__INFORMATION SHOWN__:
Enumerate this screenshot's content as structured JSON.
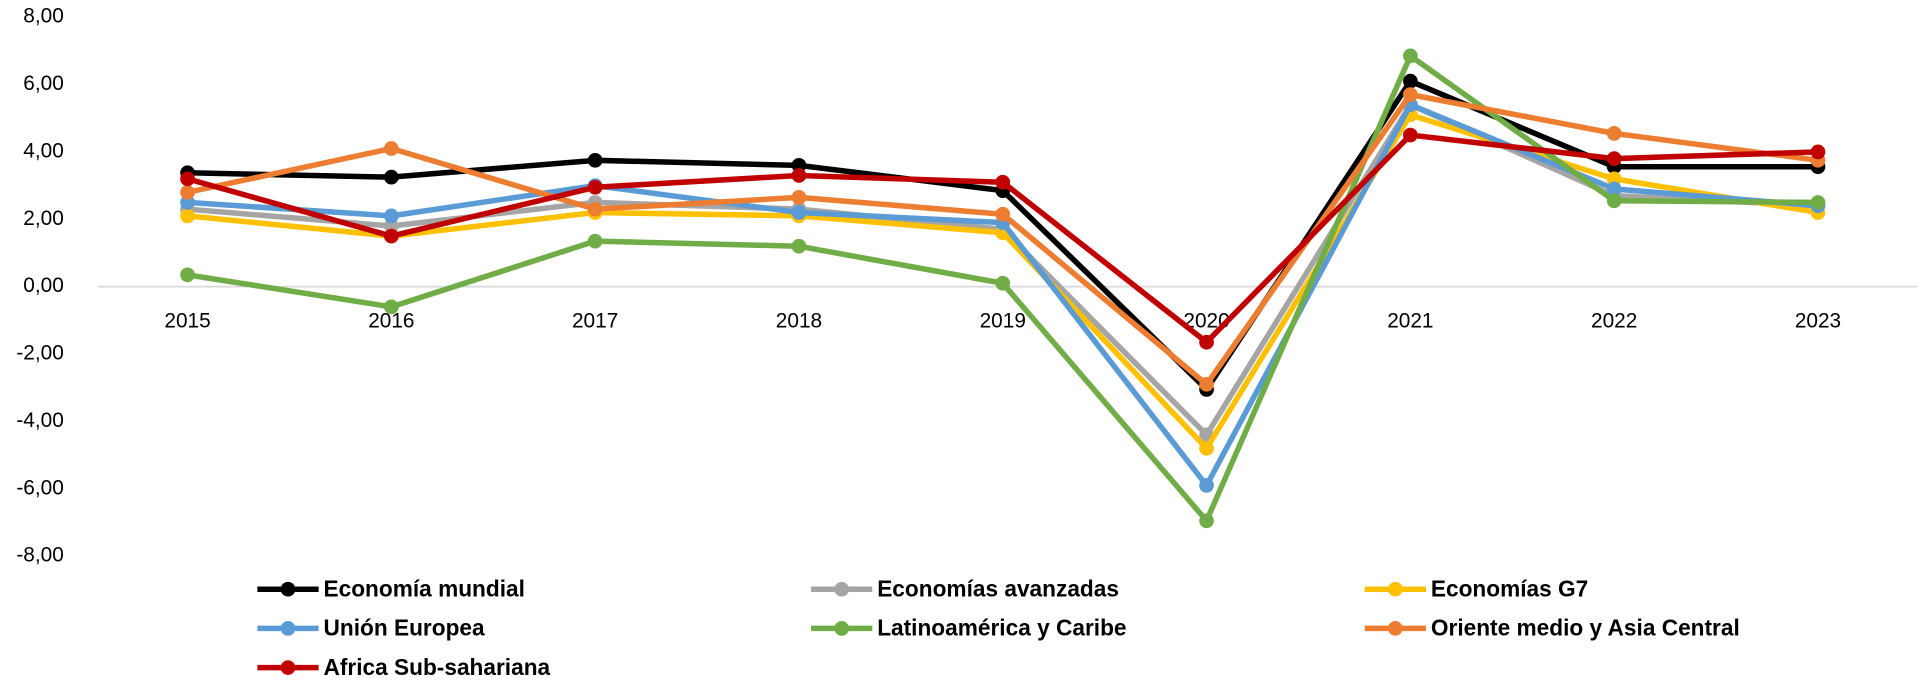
{
  "chart_data": {
    "type": "line",
    "categories": [
      "2015",
      "2016",
      "2017",
      "2018",
      "2019",
      "2020",
      "2021",
      "2022",
      "2023"
    ],
    "series": [
      {
        "name": "Economía mundial",
        "color": "#000000",
        "values": [
          3.38,
          3.25,
          3.75,
          3.6,
          2.85,
          -3.05,
          6.1,
          3.56,
          3.56
        ]
      },
      {
        "name": "Economías avanzadas",
        "color": "#a5a5a5",
        "values": [
          2.3,
          1.8,
          2.5,
          2.3,
          1.7,
          -4.4,
          5.4,
          2.7,
          2.4
        ]
      },
      {
        "name": "Economías G7",
        "color": "#ffc000",
        "values": [
          2.1,
          1.5,
          2.2,
          2.1,
          1.6,
          -4.8,
          5.1,
          3.2,
          2.2
        ]
      },
      {
        "name": "Unión Europea",
        "color": "#5b9bd5",
        "values": [
          2.5,
          2.1,
          3.0,
          2.2,
          1.9,
          -5.9,
          5.4,
          2.9,
          2.4
        ]
      },
      {
        "name": "Latinoamérica y Caribe",
        "color": "#70ad47",
        "values": [
          0.35,
          -0.6,
          1.35,
          1.2,
          0.1,
          -6.95,
          6.85,
          2.55,
          2.5
        ]
      },
      {
        "name": "Oriente medio y Asia Central",
        "color": "#ed7d31",
        "values": [
          2.8,
          4.1,
          2.3,
          2.65,
          2.15,
          -2.9,
          5.7,
          4.55,
          3.75
        ]
      },
      {
        "name": "Africa Sub-sahariana",
        "color": "#c00000",
        "values": [
          3.2,
          1.5,
          2.95,
          3.3,
          3.1,
          -1.65,
          4.5,
          3.8,
          4.0
        ]
      }
    ],
    "ylim": [
      -8,
      8
    ],
    "yticks": [
      {
        "value": 8,
        "label": "8,00"
      },
      {
        "value": 6,
        "label": "6,00"
      },
      {
        "value": 4,
        "label": "4,00"
      },
      {
        "value": 2,
        "label": "2,00"
      },
      {
        "value": 0,
        "label": "0,00"
      },
      {
        "value": -2,
        "label": "-2,00"
      },
      {
        "value": -4,
        "label": "-4,00"
      },
      {
        "value": -6,
        "label": "-6,00"
      },
      {
        "value": -8,
        "label": "-8,00"
      }
    ],
    "grid": false,
    "legend": "bottom"
  }
}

__TASK DIRECTIONS__: Each entry shown above must be quoted exactly, with its pictures left out.

__OUTPUT FOR THIS TASK__:
Enumerate this screenshot's content as structured JSON.
{
  "chart_data": {
    "type": "line",
    "categories": [
      "2015",
      "2016",
      "2017",
      "2018",
      "2019",
      "2020",
      "2021",
      "2022",
      "2023"
    ],
    "series": [
      {
        "name": "Economía mundial",
        "color": "#000000",
        "values": [
          3.38,
          3.25,
          3.75,
          3.6,
          2.85,
          -3.05,
          6.1,
          3.56,
          3.56
        ]
      },
      {
        "name": "Economías avanzadas",
        "color": "#a5a5a5",
        "values": [
          2.3,
          1.8,
          2.5,
          2.3,
          1.7,
          -4.4,
          5.4,
          2.7,
          2.4
        ]
      },
      {
        "name": "Economías G7",
        "color": "#ffc000",
        "values": [
          2.1,
          1.5,
          2.2,
          2.1,
          1.6,
          -4.8,
          5.1,
          3.2,
          2.2
        ]
      },
      {
        "name": "Unión Europea",
        "color": "#5b9bd5",
        "values": [
          2.5,
          2.1,
          3.0,
          2.2,
          1.9,
          -5.9,
          5.4,
          2.9,
          2.4
        ]
      },
      {
        "name": "Latinoamérica y Caribe",
        "color": "#70ad47",
        "values": [
          0.35,
          -0.6,
          1.35,
          1.2,
          0.1,
          -6.95,
          6.85,
          2.55,
          2.5
        ]
      },
      {
        "name": "Oriente medio y Asia Central",
        "color": "#ed7d31",
        "values": [
          2.8,
          4.1,
          2.3,
          2.65,
          2.15,
          -2.9,
          5.7,
          4.55,
          3.75
        ]
      },
      {
        "name": "Africa Sub-sahariana",
        "color": "#c00000",
        "values": [
          3.2,
          1.5,
          2.95,
          3.3,
          3.1,
          -1.65,
          4.5,
          3.8,
          4.0
        ]
      }
    ],
    "ylim": [
      -8,
      8
    ],
    "yticks": [
      {
        "value": 8,
        "label": "8,00"
      },
      {
        "value": 6,
        "label": "6,00"
      },
      {
        "value": 4,
        "label": "4,00"
      },
      {
        "value": 2,
        "label": "2,00"
      },
      {
        "value": 0,
        "label": "0,00"
      },
      {
        "value": -2,
        "label": "-2,00"
      },
      {
        "value": -4,
        "label": "-4,00"
      },
      {
        "value": -6,
        "label": "-6,00"
      },
      {
        "value": -8,
        "label": "-8,00"
      }
    ],
    "grid": false,
    "legend": "bottom"
  }
}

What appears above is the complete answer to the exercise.